EXTRAIT DE SOURCE.
-=-=-
DEUXIÈME PARTIE
LE NOUVEAU PROTOCOLE DE 2023-2027
DOIT ACCOMPAGNER LA RÉVISION STRATÉGIQUE AMORCÉE PAR LA
DSNA
I. LA « SOUS-PERFORMANCE » DU CONTRÔLE AÉRIEN FRANÇAIS SUPPOSE DE PROFONDES ÉVOLUTIONS
A. UN CONTRÔLE AÉRIEN FRANÇAIS SOUS-PERFORMANT
1. Une performance « médiocre »
a) La France est responsable de 35 % des retards liés au contrôle aérien en Europe
Dans son rapport d'information de 2018 précité, le rapporteur avait déjà souligné à quel point la performance du contrôle de la navigation aérienne en France était « très insuffisante ». En réponse au rapporteur, la DGAC reconnaît d'ailleurs elle-même que la performance actuelle des services du contrôle aérien français peut être considérée comme « médiocre en comparaison de celle de nos partenaires ».
Élevés, les retards moyens par vol imputables à la DSNA sont repartis à la hausse depuis la sortie de la crise sanitaire. Après une année noire en 2019 (1,8 minute de retard), cet indicateur s'était artificiellement amélioré en raison de la chute du trafic aérien résultant de la crise. Il s'est de nouveau fortement dégradé en sortie de crise, dépassant les 2 minutes en 2023. 85 % des retards sont générés par l'activité dite « en-route », c'est-à-dire le contrôle des avions en survol. Au cours de cette dernière année, les grèves, en particulier issues du conflit lié à la réforme des retraites ont participé à dégrader davantage cet indicateur. Au cours de l'été 2023, le retard moyen par vol a même atteint 4 minutes.
Ces dernières années, l'indicateur de retard moyen est toujours resté nettement plus élevé que l'ambition européenne qui était de le ramener à 0,5 minute par vol opéré.
Délai moyen par vol en-route imputable aux services du contrôle aérien français (2001-2023)
(en minutes par vol)
Source : commission des finances, d'après les réponses de la DGAC au questionnaire du rapporteur
Les vols traités chaque année par la DSNA représentent environ 30 % du trafic européen et 15 % des heures de vols contrôlées tandis que les retards constatés en France comptent pour environ 35 % du total européen, cette part variant globalement entre 20 % et 40 % selon les mois. Sur l'ensemble de l'année 2023, la France a ainsi été le principal contributeur aux retards dus aux services du contrôle de la navigation aérienne en Europe, à hauteur de 37 % devant l'Allemagne pour 26 %. Les centres de contrôle en route de la navigation aérienne (CRNA) de Reims et d'Aix-en-Provence sont parmi ceux qui génèrent le plus de retards en Europe.
Ponctualité des vols en Europe (2022-2023)
-=-=-
Listes de régions annotées.
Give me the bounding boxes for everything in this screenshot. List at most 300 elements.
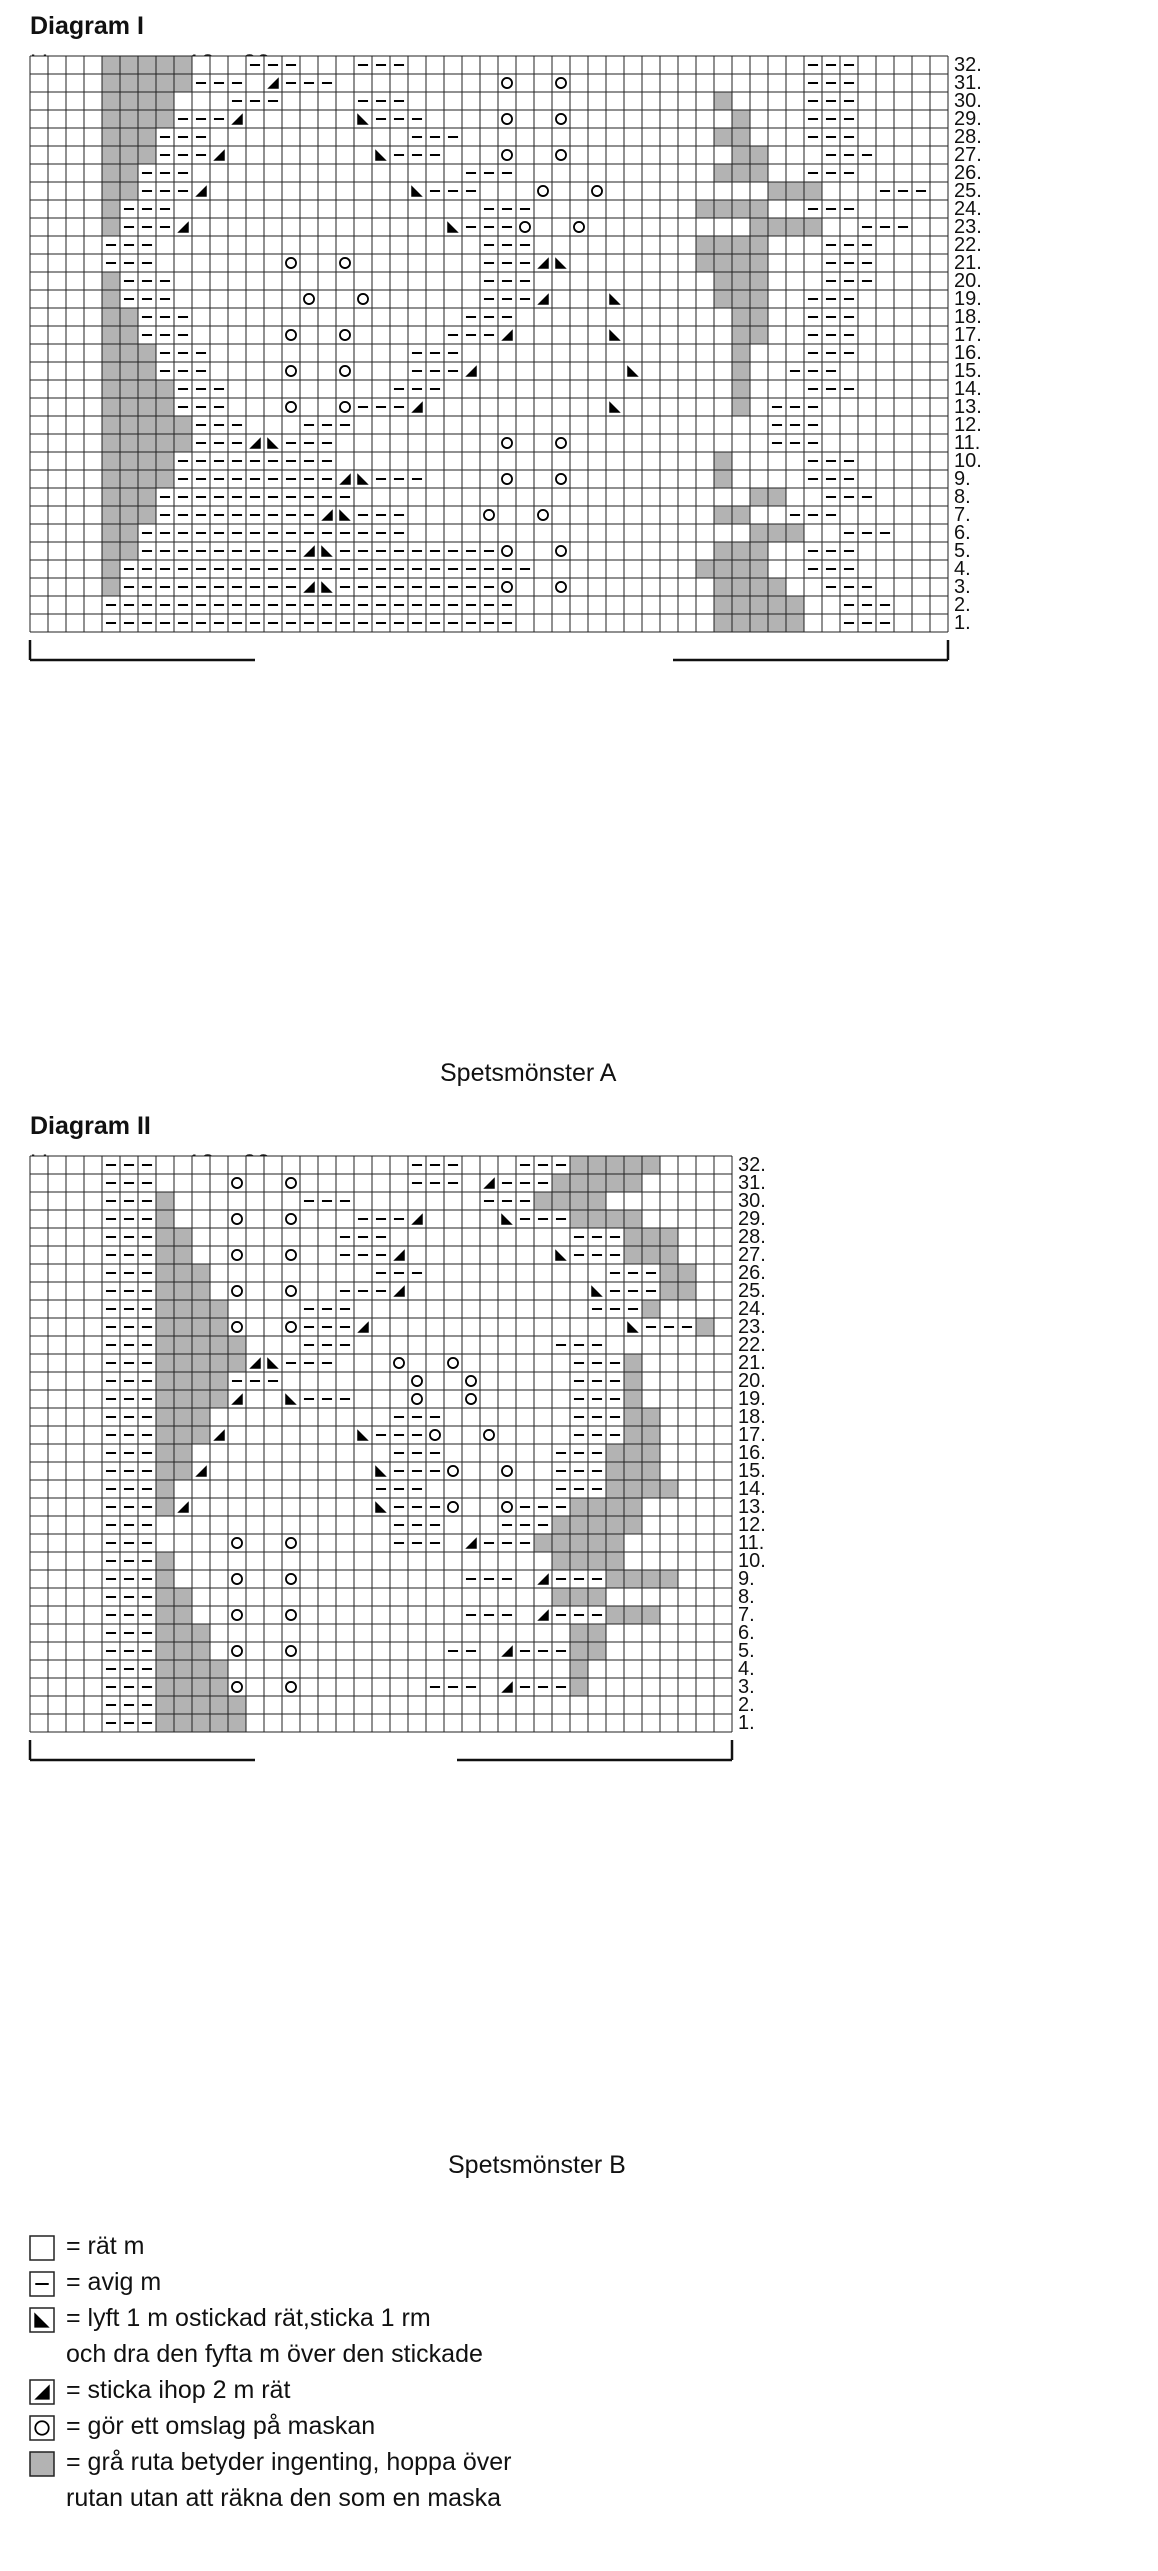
row-label: 10. <box>738 1549 766 1572</box>
grey-cell <box>732 398 750 416</box>
row-label: 24. <box>954 197 982 220</box>
grey-cell <box>156 1282 174 1300</box>
grey-cell <box>642 1462 660 1480</box>
grey-cell <box>750 272 768 290</box>
grey-cell <box>696 236 714 254</box>
grey-cell <box>732 380 750 398</box>
grey-cell <box>102 506 120 524</box>
grey-cell <box>138 434 156 452</box>
grey-cell <box>786 614 804 632</box>
grey-cell <box>138 110 156 128</box>
pattern-label-b: Spetsmönster B <box>448 2151 626 2179</box>
row-label: 22. <box>954 233 982 256</box>
grey-cell <box>732 254 750 272</box>
grey-cell <box>120 128 138 146</box>
legend-swatch-dash <box>30 2272 54 2296</box>
legend-text-grey: = grå ruta betyder ingenting, hoppa över <box>66 2448 512 2476</box>
row-label: 4. <box>954 557 971 580</box>
grey-cell <box>786 596 804 614</box>
grey-cell <box>192 1642 210 1660</box>
grey-cell <box>156 1588 174 1606</box>
grey-cell <box>210 1354 228 1372</box>
grey-cell <box>552 1588 570 1606</box>
grey-cell <box>732 200 750 218</box>
grey-cell <box>138 380 156 398</box>
row-label: 31. <box>954 71 982 94</box>
grey-cell <box>138 362 156 380</box>
grey-cell <box>588 1498 606 1516</box>
row-label: 14. <box>954 377 982 400</box>
grey-cell <box>156 1408 174 1426</box>
grey-cell <box>192 1696 210 1714</box>
row-label: 6. <box>738 1621 755 1644</box>
row-label: 32. <box>954 53 982 76</box>
row-label: 27. <box>738 1243 766 1266</box>
grey-cell <box>102 146 120 164</box>
row-label: 20. <box>954 269 982 292</box>
grey-cell <box>174 1408 192 1426</box>
grey-cell <box>210 1336 228 1354</box>
grey-cell <box>156 1552 174 1570</box>
grey-cell <box>120 74 138 92</box>
grey-cell <box>624 1354 642 1372</box>
grey-cell <box>552 1192 570 1210</box>
grey-cell <box>156 1228 174 1246</box>
grey-cell <box>156 1372 174 1390</box>
grey-cell <box>534 1192 552 1210</box>
legend-swatch-k2tog <box>30 2380 54 2404</box>
grey-cell <box>642 1156 660 1174</box>
row-label: 5. <box>954 539 971 562</box>
grey-cell <box>570 1192 588 1210</box>
grey-cell <box>570 1534 588 1552</box>
row-label: 29. <box>738 1207 766 1230</box>
grey-cell <box>102 128 120 146</box>
grey-cell <box>174 1678 192 1696</box>
grey-cell <box>174 1228 192 1246</box>
grey-cell <box>228 1354 246 1372</box>
grey-cell <box>732 596 750 614</box>
grey-cell <box>174 1606 192 1624</box>
grey-cell <box>156 1498 174 1516</box>
row-label: 28. <box>738 1225 766 1248</box>
grey-cell <box>624 1408 642 1426</box>
grey-cell <box>660 1480 678 1498</box>
grey-cell <box>606 1606 624 1624</box>
grey-cell <box>156 1714 174 1732</box>
row-label: 2. <box>954 593 971 616</box>
grey-cell <box>750 236 768 254</box>
row-label: 9. <box>954 467 971 490</box>
grey-cell <box>750 614 768 632</box>
row-label: 11. <box>954 431 981 454</box>
grey-cell <box>156 1354 174 1372</box>
grey-cell <box>174 1588 192 1606</box>
grey-cell <box>732 290 750 308</box>
grey-cell <box>768 578 786 596</box>
grey-cell <box>732 272 750 290</box>
row-label: 18. <box>738 1405 766 1428</box>
grey-cell <box>174 1696 192 1714</box>
diagram-1-chart <box>0 0 1158 1110</box>
grey-cell <box>102 488 120 506</box>
grey-cell <box>156 380 174 398</box>
legend-text-blank: = rät m <box>66 2232 145 2260</box>
row-label: 11. <box>738 1531 765 1554</box>
grey-cell <box>768 524 786 542</box>
grey-cell <box>120 164 138 182</box>
grey-cell <box>714 92 732 110</box>
grey-cell <box>120 92 138 110</box>
grey-cell <box>210 1696 228 1714</box>
grey-cell <box>678 1282 696 1300</box>
pattern-label-a: Spetsmönster A <box>440 1059 617 1087</box>
grey-cell <box>768 182 786 200</box>
grey-cell <box>714 506 732 524</box>
grey-cell <box>138 416 156 434</box>
legend <box>0 2230 1158 2560</box>
grey-cell <box>732 308 750 326</box>
legend-text-grey-2: rutan utan att räkna den som en maska <box>66 2484 501 2512</box>
grey-cell <box>660 1246 678 1264</box>
grey-cell <box>156 1246 174 1264</box>
grey-cell <box>156 110 174 128</box>
row-label: 3. <box>738 1675 755 1698</box>
row-label: 16. <box>738 1441 766 1464</box>
grey-cell <box>156 1318 174 1336</box>
grey-cell <box>102 92 120 110</box>
grey-cell <box>228 1336 246 1354</box>
grey-cell <box>192 1300 210 1318</box>
grey-cell <box>750 200 768 218</box>
row-label: 25. <box>738 1279 766 1302</box>
grey-cell <box>102 56 120 74</box>
row-label: 24. <box>738 1297 766 1320</box>
grey-cell <box>192 1282 210 1300</box>
grey-cell <box>102 362 120 380</box>
grey-cell <box>174 1660 192 1678</box>
grey-cell <box>624 1372 642 1390</box>
grey-cell <box>120 434 138 452</box>
grey-cell <box>156 398 174 416</box>
grey-cell <box>606 1552 624 1570</box>
grey-cell <box>732 128 750 146</box>
row-label: 20. <box>738 1369 766 1392</box>
grey-cell <box>642 1570 660 1588</box>
grey-cell <box>174 1462 192 1480</box>
row-label: 14. <box>738 1477 766 1500</box>
grey-cell <box>228 1714 246 1732</box>
grey-cell <box>210 1714 228 1732</box>
grey-cell <box>768 488 786 506</box>
grey-cell <box>174 56 192 74</box>
grey-cell <box>102 200 120 218</box>
row-label: 13. <box>738 1495 766 1518</box>
grey-cell <box>570 1174 588 1192</box>
row-label: 3. <box>954 575 971 598</box>
grey-cell <box>588 1552 606 1570</box>
row-label: 13. <box>954 395 982 418</box>
grey-cell <box>192 1372 210 1390</box>
grey-cell <box>156 1606 174 1624</box>
grey-cell <box>102 560 120 578</box>
grey-cell <box>174 1426 192 1444</box>
grey-cell <box>624 1606 642 1624</box>
grey-cell <box>570 1642 588 1660</box>
grey-cell <box>120 308 138 326</box>
row-label: 17. <box>954 323 982 346</box>
grey-cell <box>642 1228 660 1246</box>
grey-cell <box>174 1264 192 1282</box>
row-label: 21. <box>954 251 982 274</box>
grey-cell <box>732 506 750 524</box>
row-label: 1. <box>954 611 971 634</box>
grey-cell <box>570 1678 588 1696</box>
grey-cell <box>588 1156 606 1174</box>
grey-cell <box>624 1480 642 1498</box>
row-label: 21. <box>738 1351 766 1374</box>
grey-cell <box>156 56 174 74</box>
grey-cell <box>156 1570 174 1588</box>
grey-cell <box>768 614 786 632</box>
grey-cell <box>714 254 732 272</box>
grey-cell <box>696 254 714 272</box>
grey-cell <box>138 488 156 506</box>
grey-cell <box>174 434 192 452</box>
grey-cell <box>750 524 768 542</box>
row-label: 8. <box>738 1585 755 1608</box>
legend-swatch-grey <box>30 2452 54 2476</box>
row-label: 16. <box>954 341 982 364</box>
grey-cell <box>156 1192 174 1210</box>
row-label: 28. <box>954 125 982 148</box>
row-label: 12. <box>954 413 982 436</box>
grey-cell <box>156 92 174 110</box>
grey-cell <box>102 452 120 470</box>
grey-cell <box>192 1354 210 1372</box>
grey-cell <box>750 488 768 506</box>
grey-cell <box>732 326 750 344</box>
diagram-1-title: Diagram I <box>30 12 144 40</box>
pattern-bracket <box>30 640 948 660</box>
grey-cell <box>714 560 732 578</box>
grey-cell <box>138 470 156 488</box>
grey-cell <box>714 290 732 308</box>
grey-cell <box>732 578 750 596</box>
grey-cell <box>750 254 768 272</box>
row-label: 17. <box>738 1423 766 1446</box>
grey-cell <box>750 218 768 236</box>
grey-cell <box>624 1516 642 1534</box>
grey-cell <box>210 1318 228 1336</box>
grey-cell <box>102 542 120 560</box>
grey-cell <box>588 1624 606 1642</box>
grey-cell <box>570 1498 588 1516</box>
grey-cell <box>786 182 804 200</box>
grey-cell <box>156 416 174 434</box>
grey-cell <box>138 344 156 362</box>
grey-cell <box>120 416 138 434</box>
grey-cell <box>156 1480 174 1498</box>
grey-cell <box>552 1534 570 1552</box>
row-label: 4. <box>738 1657 755 1680</box>
grey-cell <box>750 578 768 596</box>
grey-cell <box>606 1174 624 1192</box>
row-label: 8. <box>954 485 971 508</box>
grey-cell <box>732 542 750 560</box>
grey-cell <box>156 1660 174 1678</box>
grey-cell <box>660 1282 678 1300</box>
row-label: 15. <box>954 359 982 382</box>
grey-cell <box>606 1570 624 1588</box>
grey-cell <box>102 218 120 236</box>
grey-cell <box>174 416 192 434</box>
grey-cell <box>102 578 120 596</box>
grey-cell <box>768 218 786 236</box>
row-label: 26. <box>738 1261 766 1284</box>
row-label: 29. <box>954 107 982 130</box>
grey-cell <box>120 506 138 524</box>
grey-cell <box>552 1174 570 1192</box>
grey-cell <box>588 1588 606 1606</box>
grey-cell <box>102 182 120 200</box>
grey-cell <box>786 218 804 236</box>
grey-cell <box>570 1660 588 1678</box>
grey-cell <box>192 1408 210 1426</box>
grey-cell <box>174 1282 192 1300</box>
row-label: 15. <box>738 1459 766 1482</box>
grey-cell <box>750 560 768 578</box>
legend-swatch-yo <box>30 2416 54 2440</box>
grey-cell <box>570 1624 588 1642</box>
grey-cell <box>120 146 138 164</box>
grey-cell <box>156 470 174 488</box>
grey-cell <box>624 1498 642 1516</box>
grey-cell <box>732 236 750 254</box>
grey-cell <box>714 578 732 596</box>
grey-cell <box>174 1318 192 1336</box>
grey-cell <box>156 1696 174 1714</box>
grey-cell <box>174 1354 192 1372</box>
grey-cell <box>804 218 822 236</box>
grey-cell <box>660 1228 678 1246</box>
grey-cell <box>750 146 768 164</box>
grey-cell <box>156 1678 174 1696</box>
grey-cell <box>174 1444 192 1462</box>
grey-cell <box>588 1534 606 1552</box>
grey-cell <box>102 74 120 92</box>
row-label: 30. <box>738 1189 766 1212</box>
grey-cell <box>102 380 120 398</box>
grey-cell <box>120 470 138 488</box>
grey-cell <box>714 164 732 182</box>
grey-cell <box>606 1210 624 1228</box>
diagram-2-title: Diagram II <box>30 1112 151 1140</box>
grey-cell <box>624 1444 642 1462</box>
row-label: 22. <box>738 1333 766 1356</box>
grey-cell <box>570 1552 588 1570</box>
grey-cell <box>138 128 156 146</box>
grey-cell <box>750 596 768 614</box>
grey-cell <box>102 326 120 344</box>
grey-cell <box>156 1210 174 1228</box>
grey-cell <box>102 164 120 182</box>
grey-cell <box>192 1264 210 1282</box>
row-label: 32. <box>738 1153 766 1176</box>
grey-cell <box>624 1462 642 1480</box>
grey-cell <box>156 1642 174 1660</box>
grey-cell <box>660 1570 678 1588</box>
grey-cell <box>120 110 138 128</box>
grey-cell <box>570 1516 588 1534</box>
grey-cell <box>732 614 750 632</box>
grey-cell <box>192 1678 210 1696</box>
row-label: 19. <box>954 287 982 310</box>
legend-text-skp: = lyft 1 m ostickad rät,sticka 1 rm <box>66 2304 431 2332</box>
grey-cell <box>120 326 138 344</box>
row-label: 10. <box>954 449 982 472</box>
grey-cell <box>768 596 786 614</box>
grey-cell <box>588 1642 606 1660</box>
grey-cell <box>156 1426 174 1444</box>
grey-cell <box>642 1444 660 1462</box>
grey-cell <box>570 1588 588 1606</box>
grey-cell <box>120 524 138 542</box>
row-label: 1. <box>738 1711 755 1734</box>
row-label: 7. <box>738 1603 755 1626</box>
grey-cell <box>156 1624 174 1642</box>
grey-cell <box>714 596 732 614</box>
grey-cell <box>714 470 732 488</box>
grey-cell <box>120 344 138 362</box>
grey-cell <box>714 200 732 218</box>
grey-cell <box>714 542 732 560</box>
grey-cell <box>138 452 156 470</box>
grey-cell <box>192 1318 210 1336</box>
legend-text-k2tog: = sticka ihop 2 m rät <box>66 2376 291 2404</box>
grey-cell <box>624 1426 642 1444</box>
grey-cell <box>642 1246 660 1264</box>
legend-text-yo: = gör ett omslag på maskan <box>66 2412 376 2440</box>
grey-cell <box>102 344 120 362</box>
grey-cell <box>228 1696 246 1714</box>
grey-cell <box>156 1444 174 1462</box>
row-label: 2. <box>738 1693 755 1716</box>
grey-cell <box>534 1534 552 1552</box>
grey-cell <box>660 1264 678 1282</box>
grey-cell <box>192 1390 210 1408</box>
grey-cell <box>552 1552 570 1570</box>
grey-cell <box>120 182 138 200</box>
pattern-bracket <box>30 1740 732 1760</box>
grey-cell <box>120 398 138 416</box>
grey-cell <box>174 1714 192 1732</box>
grey-cell <box>210 1300 228 1318</box>
grey-cell <box>606 1462 624 1480</box>
grey-cell <box>174 1246 192 1264</box>
row-label: 27. <box>954 143 982 166</box>
grey-cell <box>624 1174 642 1192</box>
grey-cell <box>624 1570 642 1588</box>
row-label: 5. <box>738 1639 755 1662</box>
grey-cell <box>120 362 138 380</box>
grey-cell <box>120 56 138 74</box>
row-label: 7. <box>954 503 971 526</box>
grey-cell <box>174 1642 192 1660</box>
row-label: 26. <box>954 161 982 184</box>
grey-cell <box>750 164 768 182</box>
grey-cell <box>552 1516 570 1534</box>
-=-=-
TRAVAIL À FAIRE.
Répondez à ces questions sur l'extrait consacré au contrôle aérien français :
(a) Quel retard moyen par vol a été atteint au cours de l'été 2023 ?
(b) Quelle part des retards provient de l'activité dite « en-route » ?
(c) Quel pays se place derrière la France parmi les contributeurs aux retards en 2023, et avec quelle part ?
Ces données ne servent pas ici.

LA SOLUTION.
(a) 4 minutes.
(b) 85 %.
(c) L'Allemagne, avec 26 %.